━━ Input data

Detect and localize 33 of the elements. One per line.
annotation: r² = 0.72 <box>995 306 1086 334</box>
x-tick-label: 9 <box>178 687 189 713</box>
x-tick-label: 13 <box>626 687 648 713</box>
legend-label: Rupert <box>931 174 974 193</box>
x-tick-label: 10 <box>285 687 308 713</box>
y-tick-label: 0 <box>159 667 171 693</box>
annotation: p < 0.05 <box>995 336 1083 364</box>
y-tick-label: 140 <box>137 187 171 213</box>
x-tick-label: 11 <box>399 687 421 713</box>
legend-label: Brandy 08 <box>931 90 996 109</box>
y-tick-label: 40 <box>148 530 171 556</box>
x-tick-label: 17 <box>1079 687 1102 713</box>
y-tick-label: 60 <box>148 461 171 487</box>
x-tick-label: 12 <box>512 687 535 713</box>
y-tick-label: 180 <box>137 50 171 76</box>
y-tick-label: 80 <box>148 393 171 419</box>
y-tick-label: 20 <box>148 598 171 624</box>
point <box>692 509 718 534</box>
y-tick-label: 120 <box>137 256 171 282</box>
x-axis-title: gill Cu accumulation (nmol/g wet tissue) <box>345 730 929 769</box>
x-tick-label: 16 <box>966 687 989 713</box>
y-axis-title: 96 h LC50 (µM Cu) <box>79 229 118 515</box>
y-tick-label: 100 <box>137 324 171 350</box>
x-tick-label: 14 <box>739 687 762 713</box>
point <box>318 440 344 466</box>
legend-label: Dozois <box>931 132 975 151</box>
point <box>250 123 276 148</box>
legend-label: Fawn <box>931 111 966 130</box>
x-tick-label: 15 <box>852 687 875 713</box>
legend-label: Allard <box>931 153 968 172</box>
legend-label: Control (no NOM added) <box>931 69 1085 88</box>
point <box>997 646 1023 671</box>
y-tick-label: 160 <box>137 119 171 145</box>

━━━━
━━ Input data

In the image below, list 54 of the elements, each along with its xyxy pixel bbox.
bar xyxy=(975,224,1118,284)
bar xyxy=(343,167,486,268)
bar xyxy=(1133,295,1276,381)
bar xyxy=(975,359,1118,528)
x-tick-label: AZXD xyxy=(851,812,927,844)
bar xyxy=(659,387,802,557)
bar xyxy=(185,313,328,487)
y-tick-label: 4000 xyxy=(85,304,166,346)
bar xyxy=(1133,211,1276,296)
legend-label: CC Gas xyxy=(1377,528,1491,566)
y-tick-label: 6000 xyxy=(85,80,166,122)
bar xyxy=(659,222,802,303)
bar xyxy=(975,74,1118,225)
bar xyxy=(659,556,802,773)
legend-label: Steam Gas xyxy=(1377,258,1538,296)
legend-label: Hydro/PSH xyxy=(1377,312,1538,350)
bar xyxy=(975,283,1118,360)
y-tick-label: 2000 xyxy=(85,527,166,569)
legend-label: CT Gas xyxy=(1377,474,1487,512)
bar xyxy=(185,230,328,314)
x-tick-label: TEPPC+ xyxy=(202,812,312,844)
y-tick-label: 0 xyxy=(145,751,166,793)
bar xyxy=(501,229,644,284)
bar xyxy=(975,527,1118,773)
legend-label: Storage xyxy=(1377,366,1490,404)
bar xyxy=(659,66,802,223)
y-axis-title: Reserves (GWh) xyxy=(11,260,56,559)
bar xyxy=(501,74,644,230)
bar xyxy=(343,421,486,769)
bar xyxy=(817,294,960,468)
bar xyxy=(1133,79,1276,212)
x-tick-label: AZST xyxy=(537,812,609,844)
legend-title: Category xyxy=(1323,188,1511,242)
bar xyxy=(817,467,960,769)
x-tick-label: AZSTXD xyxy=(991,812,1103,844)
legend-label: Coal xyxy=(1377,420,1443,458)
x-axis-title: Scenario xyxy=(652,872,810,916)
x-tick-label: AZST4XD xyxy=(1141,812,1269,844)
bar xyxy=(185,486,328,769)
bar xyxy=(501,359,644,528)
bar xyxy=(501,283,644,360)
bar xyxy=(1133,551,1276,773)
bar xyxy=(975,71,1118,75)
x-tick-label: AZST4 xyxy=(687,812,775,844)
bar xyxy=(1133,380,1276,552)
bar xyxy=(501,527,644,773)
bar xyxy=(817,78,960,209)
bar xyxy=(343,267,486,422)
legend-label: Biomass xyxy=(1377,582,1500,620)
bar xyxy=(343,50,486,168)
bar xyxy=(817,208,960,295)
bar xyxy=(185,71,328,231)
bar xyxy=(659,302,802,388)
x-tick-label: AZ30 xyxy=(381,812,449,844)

━━━━

Reproduce the entries running from the line with "In the image" to the line with "y-tick-label: 4000 xyxy=(85,304,166,346)", both included, with every character kept as it stands.

> _Output of the exercise_
In the image below, list 54 of the elements, each along with its xyxy pixel bbox.
bar xyxy=(975,224,1118,284)
bar xyxy=(343,167,486,268)
bar xyxy=(1133,295,1276,381)
bar xyxy=(975,359,1118,528)
x-tick-label: AZXD xyxy=(851,812,927,844)
bar xyxy=(659,387,802,557)
bar xyxy=(185,313,328,487)
y-tick-label: 4000 xyxy=(85,304,166,346)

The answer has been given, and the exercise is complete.